→ **The exercise**:
Print the entries in full, word for word, but not the pictures.

********

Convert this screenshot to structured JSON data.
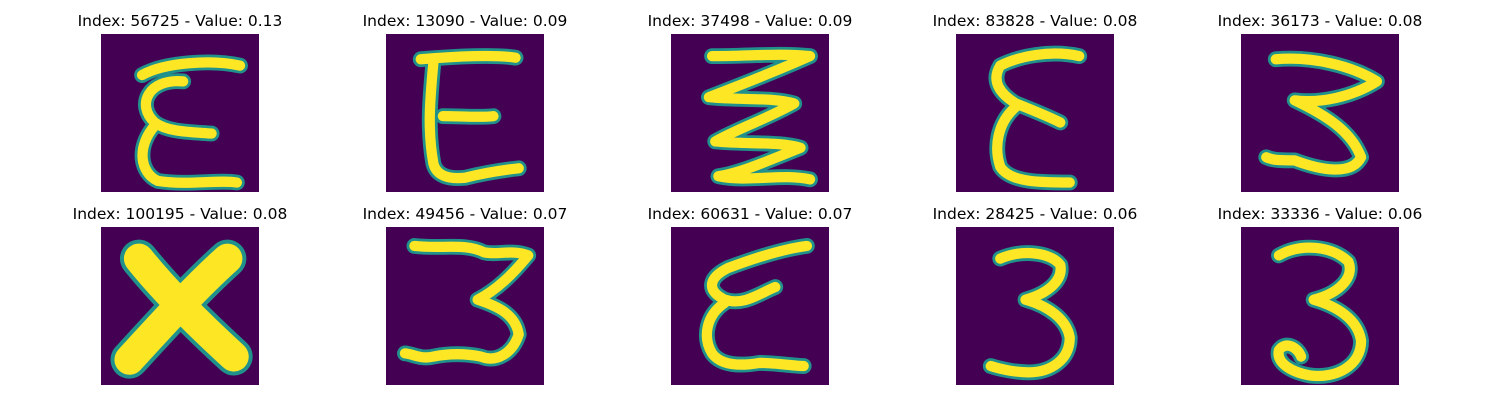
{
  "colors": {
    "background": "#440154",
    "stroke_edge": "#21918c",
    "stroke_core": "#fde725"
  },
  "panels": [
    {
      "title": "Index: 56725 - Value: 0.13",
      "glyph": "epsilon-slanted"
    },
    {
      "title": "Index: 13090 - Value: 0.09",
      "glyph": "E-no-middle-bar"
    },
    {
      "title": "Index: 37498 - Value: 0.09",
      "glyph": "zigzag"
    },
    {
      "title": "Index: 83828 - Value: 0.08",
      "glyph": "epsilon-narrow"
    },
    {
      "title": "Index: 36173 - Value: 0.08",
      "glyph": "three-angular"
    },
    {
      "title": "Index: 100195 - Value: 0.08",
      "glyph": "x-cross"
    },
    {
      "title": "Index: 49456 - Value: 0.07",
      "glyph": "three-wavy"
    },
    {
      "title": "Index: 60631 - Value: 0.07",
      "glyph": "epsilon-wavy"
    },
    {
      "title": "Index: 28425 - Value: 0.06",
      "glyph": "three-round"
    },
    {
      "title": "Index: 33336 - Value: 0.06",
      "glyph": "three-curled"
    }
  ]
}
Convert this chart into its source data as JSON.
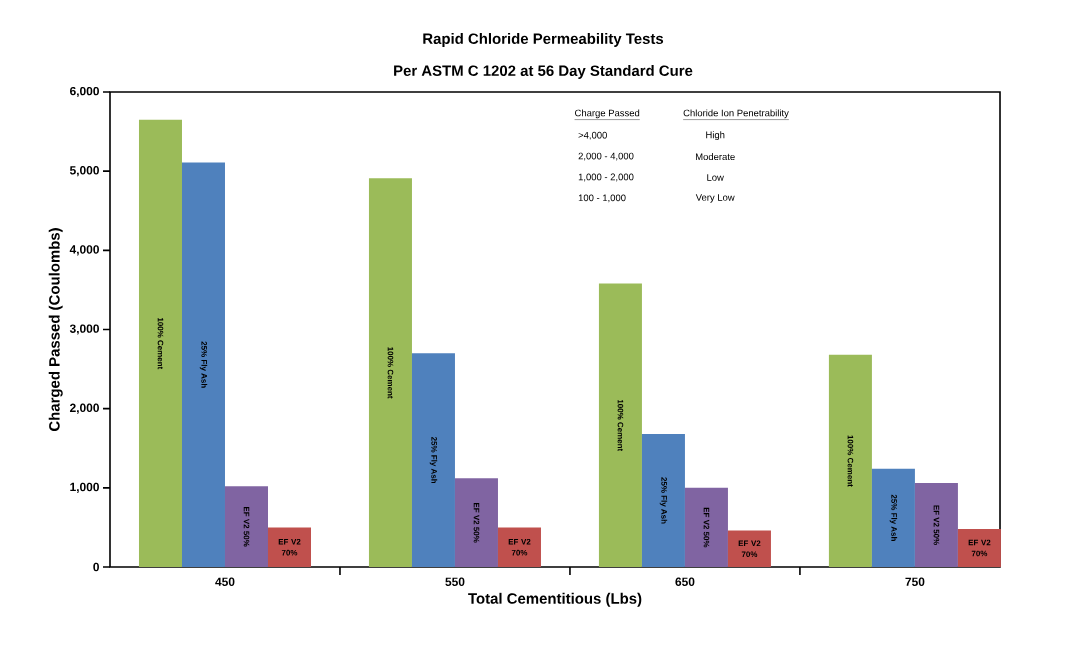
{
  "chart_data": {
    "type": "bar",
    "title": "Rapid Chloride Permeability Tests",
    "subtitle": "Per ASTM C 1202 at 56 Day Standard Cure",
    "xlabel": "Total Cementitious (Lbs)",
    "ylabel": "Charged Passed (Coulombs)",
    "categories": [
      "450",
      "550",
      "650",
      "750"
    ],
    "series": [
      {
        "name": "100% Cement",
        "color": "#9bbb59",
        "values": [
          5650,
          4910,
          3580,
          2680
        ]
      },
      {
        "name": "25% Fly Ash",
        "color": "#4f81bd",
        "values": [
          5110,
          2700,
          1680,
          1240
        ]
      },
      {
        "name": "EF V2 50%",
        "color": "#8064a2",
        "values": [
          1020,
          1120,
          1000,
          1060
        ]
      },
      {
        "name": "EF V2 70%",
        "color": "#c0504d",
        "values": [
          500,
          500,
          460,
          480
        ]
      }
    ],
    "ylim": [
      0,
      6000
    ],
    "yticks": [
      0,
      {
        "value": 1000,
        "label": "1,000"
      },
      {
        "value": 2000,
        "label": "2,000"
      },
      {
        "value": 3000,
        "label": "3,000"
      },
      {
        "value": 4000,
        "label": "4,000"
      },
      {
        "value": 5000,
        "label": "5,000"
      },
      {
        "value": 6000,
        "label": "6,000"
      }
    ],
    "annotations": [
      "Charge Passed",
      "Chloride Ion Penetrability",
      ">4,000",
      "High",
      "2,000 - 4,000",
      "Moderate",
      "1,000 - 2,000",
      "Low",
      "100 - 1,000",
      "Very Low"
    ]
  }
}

********

→ **Problem solution**:
Convert this screenshot to structured JSON data.
{
  "colors": {
    "background": "#440154",
    "stroke_edge": "#21918c",
    "stroke_core": "#fde725"
  },
  "panels": [
    {
      "title": "Index: 56725 - Value: 0.13",
      "glyph": "epsilon-slanted"
    },
    {
      "title": "Index: 13090 - Value: 0.09",
      "glyph": "E-no-middle-bar"
    },
    {
      "title": "Index: 37498 - Value: 0.09",
      "glyph": "zigzag"
    },
    {
      "title": "Index: 83828 - Value: 0.08",
      "glyph": "epsilon-narrow"
    },
    {
      "title": "Index: 36173 - Value: 0.08",
      "glyph": "three-angular"
    },
    {
      "title": "Index: 100195 - Value: 0.08",
      "glyph": "x-cross"
    },
    {
      "title": "Index: 49456 - Value: 0.07",
      "glyph": "three-wavy"
    },
    {
      "title": "Index: 60631 - Value: 0.07",
      "glyph": "epsilon-wavy"
    },
    {
      "title": "Index: 28425 - Value: 0.06",
      "glyph": "three-round"
    },
    {
      "title": "Index: 33336 - Value: 0.06",
      "glyph": "three-curled"
    }
  ]
}
Convert this chart into its source data as JSON.
{
  "chart_data": {
    "type": "bar",
    "title": "Rapid Chloride Permeability Tests",
    "subtitle": "Per ASTM C 1202 at 56 Day Standard Cure",
    "xlabel": "Total Cementitious (Lbs)",
    "ylabel": "Charged Passed (Coulombs)",
    "categories": [
      "450",
      "550",
      "650",
      "750"
    ],
    "series": [
      {
        "name": "100% Cement",
        "color": "#9bbb59",
        "values": [
          5650,
          4910,
          3580,
          2680
        ]
      },
      {
        "name": "25% Fly Ash",
        "color": "#4f81bd",
        "values": [
          5110,
          2700,
          1680,
          1240
        ]
      },
      {
        "name": "EF V2 50%",
        "color": "#8064a2",
        "values": [
          1020,
          1120,
          1000,
          1060
        ]
      },
      {
        "name": "EF V2 70%",
        "color": "#c0504d",
        "values": [
          500,
          500,
          460,
          480
        ]
      }
    ],
    "ylim": [
      0,
      6000
    ],
    "yticks": [
      0,
      {
        "value": 1000,
        "label": "1,000"
      },
      {
        "value": 2000,
        "label": "2,000"
      },
      {
        "value": 3000,
        "label": "3,000"
      },
      {
        "value": 4000,
        "label": "4,000"
      },
      {
        "value": 5000,
        "label": "5,000"
      },
      {
        "value": 6000,
        "label": "6,000"
      }
    ],
    "annotations": [
      "Charge Passed",
      "Chloride Ion Penetrability",
      ">4,000",
      "High",
      "2,000 - 4,000",
      "Moderate",
      "1,000 - 2,000",
      "Low",
      "100 - 1,000",
      "Very Low"
    ]
  }
}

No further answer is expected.